§ REQUIRED TASK: Transcribe all the entries word for word, but omit the images.

+++

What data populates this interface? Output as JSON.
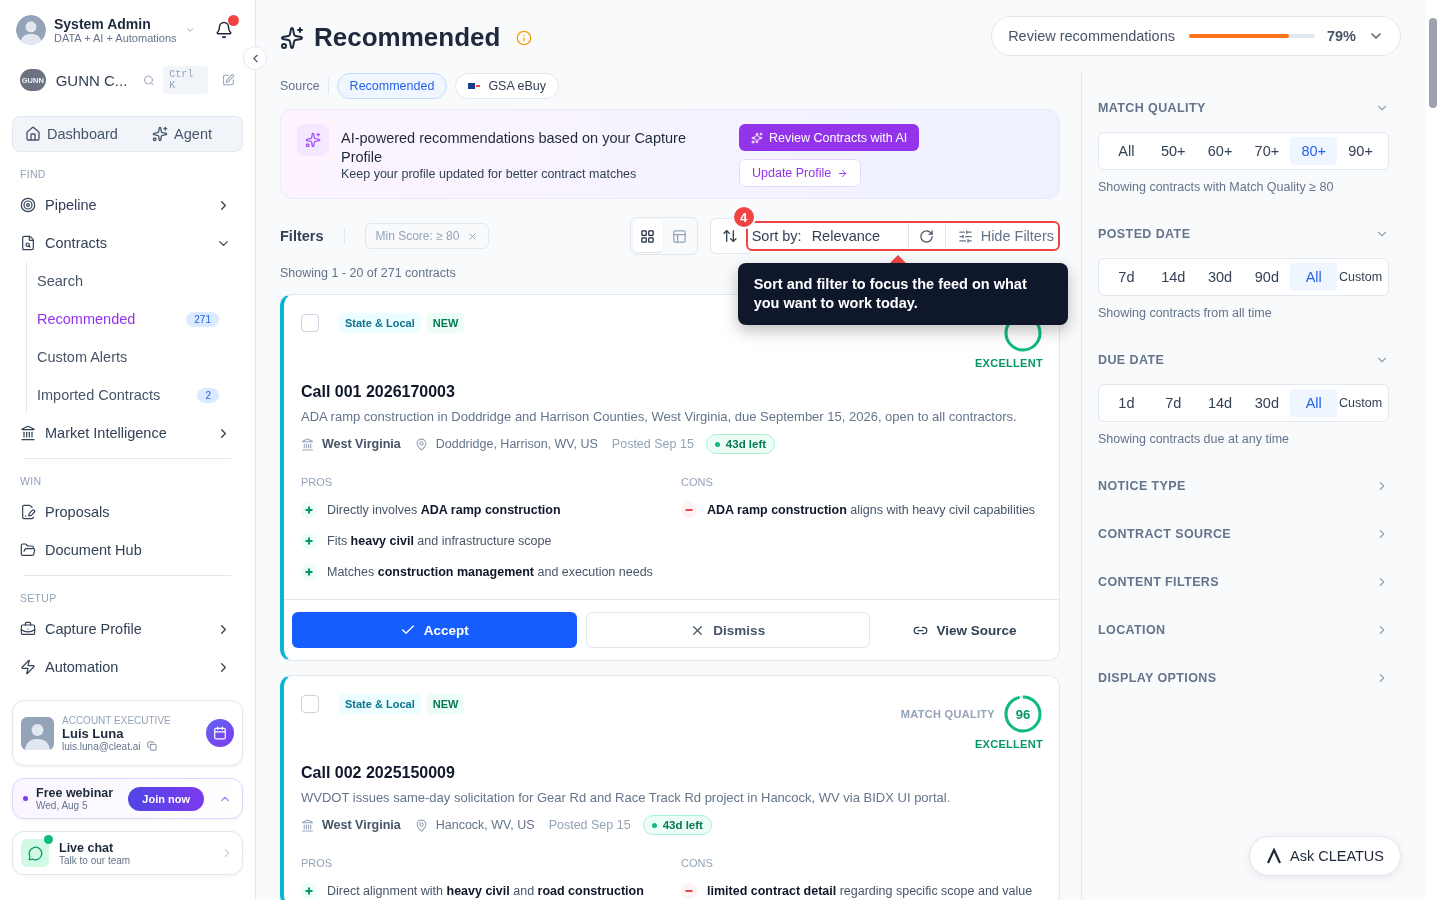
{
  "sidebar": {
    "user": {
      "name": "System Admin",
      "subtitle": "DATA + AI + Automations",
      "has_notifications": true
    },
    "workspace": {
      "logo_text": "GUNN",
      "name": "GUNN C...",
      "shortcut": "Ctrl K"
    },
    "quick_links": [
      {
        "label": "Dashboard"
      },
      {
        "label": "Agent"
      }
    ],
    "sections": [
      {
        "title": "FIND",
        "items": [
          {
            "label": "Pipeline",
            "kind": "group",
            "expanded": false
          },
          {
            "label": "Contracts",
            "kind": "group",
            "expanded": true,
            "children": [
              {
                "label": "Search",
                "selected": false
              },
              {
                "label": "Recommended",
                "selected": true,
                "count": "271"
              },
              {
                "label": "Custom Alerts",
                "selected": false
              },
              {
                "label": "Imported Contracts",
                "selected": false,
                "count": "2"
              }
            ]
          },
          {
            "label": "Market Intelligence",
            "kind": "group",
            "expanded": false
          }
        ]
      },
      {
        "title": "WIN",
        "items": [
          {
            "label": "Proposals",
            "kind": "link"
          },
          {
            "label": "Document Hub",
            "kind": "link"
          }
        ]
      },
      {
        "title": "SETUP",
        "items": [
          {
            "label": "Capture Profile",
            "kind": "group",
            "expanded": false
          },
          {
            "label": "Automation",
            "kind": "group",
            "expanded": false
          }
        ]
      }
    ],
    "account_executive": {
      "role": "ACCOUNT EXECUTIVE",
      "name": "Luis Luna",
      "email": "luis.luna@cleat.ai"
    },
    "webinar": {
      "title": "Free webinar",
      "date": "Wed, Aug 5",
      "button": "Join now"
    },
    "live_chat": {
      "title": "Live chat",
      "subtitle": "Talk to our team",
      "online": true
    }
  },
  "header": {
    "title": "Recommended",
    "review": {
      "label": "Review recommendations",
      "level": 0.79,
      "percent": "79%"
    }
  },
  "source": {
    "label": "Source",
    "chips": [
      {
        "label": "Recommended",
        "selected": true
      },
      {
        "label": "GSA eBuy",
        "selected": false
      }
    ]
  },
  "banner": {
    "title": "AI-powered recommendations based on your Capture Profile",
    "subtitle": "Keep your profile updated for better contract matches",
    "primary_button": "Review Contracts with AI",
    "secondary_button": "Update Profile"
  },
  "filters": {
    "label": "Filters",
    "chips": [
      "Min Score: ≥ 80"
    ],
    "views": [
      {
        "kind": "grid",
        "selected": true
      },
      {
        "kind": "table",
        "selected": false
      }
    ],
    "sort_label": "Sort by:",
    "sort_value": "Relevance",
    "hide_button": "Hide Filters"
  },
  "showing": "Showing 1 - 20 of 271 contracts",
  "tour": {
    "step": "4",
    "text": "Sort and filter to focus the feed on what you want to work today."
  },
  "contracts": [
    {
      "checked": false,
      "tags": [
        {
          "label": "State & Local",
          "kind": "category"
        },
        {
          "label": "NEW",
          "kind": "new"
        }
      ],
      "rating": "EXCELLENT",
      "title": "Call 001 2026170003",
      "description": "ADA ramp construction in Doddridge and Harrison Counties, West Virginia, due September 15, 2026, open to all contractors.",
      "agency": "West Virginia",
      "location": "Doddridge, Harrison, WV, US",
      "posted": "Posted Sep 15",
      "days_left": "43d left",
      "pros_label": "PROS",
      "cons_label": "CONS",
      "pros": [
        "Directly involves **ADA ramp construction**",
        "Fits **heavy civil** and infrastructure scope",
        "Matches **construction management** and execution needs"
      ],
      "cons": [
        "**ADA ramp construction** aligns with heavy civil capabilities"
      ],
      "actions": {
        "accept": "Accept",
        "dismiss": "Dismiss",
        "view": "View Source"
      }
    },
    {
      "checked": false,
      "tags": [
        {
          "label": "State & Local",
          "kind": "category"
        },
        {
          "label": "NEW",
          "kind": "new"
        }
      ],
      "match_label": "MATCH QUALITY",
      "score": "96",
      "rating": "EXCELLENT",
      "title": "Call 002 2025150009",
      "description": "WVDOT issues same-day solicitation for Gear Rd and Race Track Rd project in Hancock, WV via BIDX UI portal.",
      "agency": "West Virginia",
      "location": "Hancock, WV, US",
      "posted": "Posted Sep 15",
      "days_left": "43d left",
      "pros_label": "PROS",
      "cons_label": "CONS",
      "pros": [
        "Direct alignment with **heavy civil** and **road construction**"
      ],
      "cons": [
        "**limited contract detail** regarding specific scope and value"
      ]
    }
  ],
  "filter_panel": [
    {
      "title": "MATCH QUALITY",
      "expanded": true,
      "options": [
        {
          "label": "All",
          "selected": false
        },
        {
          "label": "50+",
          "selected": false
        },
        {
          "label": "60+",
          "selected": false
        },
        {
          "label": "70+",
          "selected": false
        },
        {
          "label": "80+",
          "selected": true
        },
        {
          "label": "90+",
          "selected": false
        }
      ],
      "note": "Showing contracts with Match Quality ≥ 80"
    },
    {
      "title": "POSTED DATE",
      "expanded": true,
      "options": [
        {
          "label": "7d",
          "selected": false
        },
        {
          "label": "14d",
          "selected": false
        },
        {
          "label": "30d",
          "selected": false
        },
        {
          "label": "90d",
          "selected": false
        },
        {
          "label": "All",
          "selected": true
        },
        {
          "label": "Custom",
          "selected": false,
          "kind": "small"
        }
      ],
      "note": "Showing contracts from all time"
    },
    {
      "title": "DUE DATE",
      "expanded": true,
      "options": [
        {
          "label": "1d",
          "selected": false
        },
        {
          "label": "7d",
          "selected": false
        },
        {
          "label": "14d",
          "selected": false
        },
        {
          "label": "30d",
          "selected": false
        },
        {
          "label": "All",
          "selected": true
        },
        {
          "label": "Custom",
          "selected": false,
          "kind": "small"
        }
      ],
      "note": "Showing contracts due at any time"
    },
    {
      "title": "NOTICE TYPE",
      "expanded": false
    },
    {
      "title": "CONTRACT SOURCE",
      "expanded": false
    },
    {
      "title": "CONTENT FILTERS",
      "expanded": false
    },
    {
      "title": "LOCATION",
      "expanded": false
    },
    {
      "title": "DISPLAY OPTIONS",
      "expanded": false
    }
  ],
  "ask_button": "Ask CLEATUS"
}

+++

§ EXERCISE SOLUTION:
What data populates this interface? Output as JSON.
{
  "sidebar": {
    "user": {
      "name": "System Admin",
      "subtitle": "DATA + AI + Automations",
      "has_notifications": true
    },
    "workspace": {
      "logo_text": "GUNN",
      "name": "GUNN C...",
      "shortcut": "Ctrl K"
    },
    "quick_links": [
      {
        "label": "Dashboard"
      },
      {
        "label": "Agent"
      }
    ],
    "sections": [
      {
        "title": "FIND",
        "items": [
          {
            "label": "Pipeline",
            "kind": "group",
            "expanded": false
          },
          {
            "label": "Contracts",
            "kind": "group",
            "expanded": true,
            "children": [
              {
                "label": "Search",
                "selected": false
              },
              {
                "label": "Recommended",
                "selected": true,
                "count": "271"
              },
              {
                "label": "Custom Alerts",
                "selected": false
              },
              {
                "label": "Imported Contracts",
                "selected": false,
                "count": "2"
              }
            ]
          },
          {
            "label": "Market Intelligence",
            "kind": "group",
            "expanded": false
          }
        ]
      },
      {
        "title": "WIN",
        "items": [
          {
            "label": "Proposals",
            "kind": "link"
          },
          {
            "label": "Document Hub",
            "kind": "link"
          }
        ]
      },
      {
        "title": "SETUP",
        "items": [
          {
            "label": "Capture Profile",
            "kind": "group",
            "expanded": false
          },
          {
            "label": "Automation",
            "kind": "group",
            "expanded": false
          }
        ]
      }
    ],
    "account_executive": {
      "role": "ACCOUNT EXECUTIVE",
      "name": "Luis Luna",
      "email": "luis.luna@cleat.ai"
    },
    "webinar": {
      "title": "Free webinar",
      "date": "Wed, Aug 5",
      "button": "Join now"
    },
    "live_chat": {
      "title": "Live chat",
      "subtitle": "Talk to our team",
      "online": true
    }
  },
  "header": {
    "title": "Recommended",
    "review": {
      "label": "Review recommendations",
      "level": 0.79,
      "percent": "79%"
    }
  },
  "source": {
    "label": "Source",
    "chips": [
      {
        "label": "Recommended",
        "selected": true
      },
      {
        "label": "GSA eBuy",
        "selected": false
      }
    ]
  },
  "banner": {
    "title": "AI-powered recommendations based on your Capture Profile",
    "subtitle": "Keep your profile updated for better contract matches",
    "primary_button": "Review Contracts with AI",
    "secondary_button": "Update Profile"
  },
  "filters": {
    "label": "Filters",
    "chips": [
      "Min Score: ≥ 80"
    ],
    "views": [
      {
        "kind": "grid",
        "selected": true
      },
      {
        "kind": "table",
        "selected": false
      }
    ],
    "sort_label": "Sort by:",
    "sort_value": "Relevance",
    "hide_button": "Hide Filters"
  },
  "showing": "Showing 1 - 20 of 271 contracts",
  "tour": {
    "step": "4",
    "text": "Sort and filter to focus the feed on what you want to work today."
  },
  "contracts": [
    {
      "checked": false,
      "tags": [
        {
          "label": "State & Local",
          "kind": "category"
        },
        {
          "label": "NEW",
          "kind": "new"
        }
      ],
      "rating": "EXCELLENT",
      "title": "Call 001 2026170003",
      "description": "ADA ramp construction in Doddridge and Harrison Counties, West Virginia, due September 15, 2026, open to all contractors.",
      "agency": "West Virginia",
      "location": "Doddridge, Harrison, WV, US",
      "posted": "Posted Sep 15",
      "days_left": "43d left",
      "pros_label": "PROS",
      "cons_label": "CONS",
      "pros": [
        "Directly involves **ADA ramp construction**",
        "Fits **heavy civil** and infrastructure scope",
        "Matches **construction management** and execution needs"
      ],
      "cons": [
        "**ADA ramp construction** aligns with heavy civil capabilities"
      ],
      "actions": {
        "accept": "Accept",
        "dismiss": "Dismiss",
        "view": "View Source"
      }
    },
    {
      "checked": false,
      "tags": [
        {
          "label": "State & Local",
          "kind": "category"
        },
        {
          "label": "NEW",
          "kind": "new"
        }
      ],
      "match_label": "MATCH QUALITY",
      "score": "96",
      "rating": "EXCELLENT",
      "title": "Call 002 2025150009",
      "description": "WVDOT issues same-day solicitation for Gear Rd and Race Track Rd project in Hancock, WV via BIDX UI portal.",
      "agency": "West Virginia",
      "location": "Hancock, WV, US",
      "posted": "Posted Sep 15",
      "days_left": "43d left",
      "pros_label": "PROS",
      "cons_label": "CONS",
      "pros": [
        "Direct alignment with **heavy civil** and **road construction**"
      ],
      "cons": [
        "**limited contract detail** regarding specific scope and value"
      ]
    }
  ],
  "filter_panel": [
    {
      "title": "MATCH QUALITY",
      "expanded": true,
      "options": [
        {
          "label": "All",
          "selected": false
        },
        {
          "label": "50+",
          "selected": false
        },
        {
          "label": "60+",
          "selected": false
        },
        {
          "label": "70+",
          "selected": false
        },
        {
          "label": "80+",
          "selected": true
        },
        {
          "label": "90+",
          "selected": false
        }
      ],
      "note": "Showing contracts with Match Quality ≥ 80"
    },
    {
      "title": "POSTED DATE",
      "expanded": true,
      "options": [
        {
          "label": "7d",
          "selected": false
        },
        {
          "label": "14d",
          "selected": false
        },
        {
          "label": "30d",
          "selected": false
        },
        {
          "label": "90d",
          "selected": false
        },
        {
          "label": "All",
          "selected": true
        },
        {
          "label": "Custom",
          "selected": false,
          "kind": "small"
        }
      ],
      "note": "Showing contracts from all time"
    },
    {
      "title": "DUE DATE",
      "expanded": true,
      "options": [
        {
          "label": "1d",
          "selected": false
        },
        {
          "label": "7d",
          "selected": false
        },
        {
          "label": "14d",
          "selected": false
        },
        {
          "label": "30d",
          "selected": false
        },
        {
          "label": "All",
          "selected": true
        },
        {
          "label": "Custom",
          "selected": false,
          "kind": "small"
        }
      ],
      "note": "Showing contracts due at any time"
    },
    {
      "title": "NOTICE TYPE",
      "expanded": false
    },
    {
      "title": "CONTRACT SOURCE",
      "expanded": false
    },
    {
      "title": "CONTENT FILTERS",
      "expanded": false
    },
    {
      "title": "LOCATION",
      "expanded": false
    },
    {
      "title": "DISPLAY OPTIONS",
      "expanded": false
    }
  ],
  "ask_button": "Ask CLEATUS"
}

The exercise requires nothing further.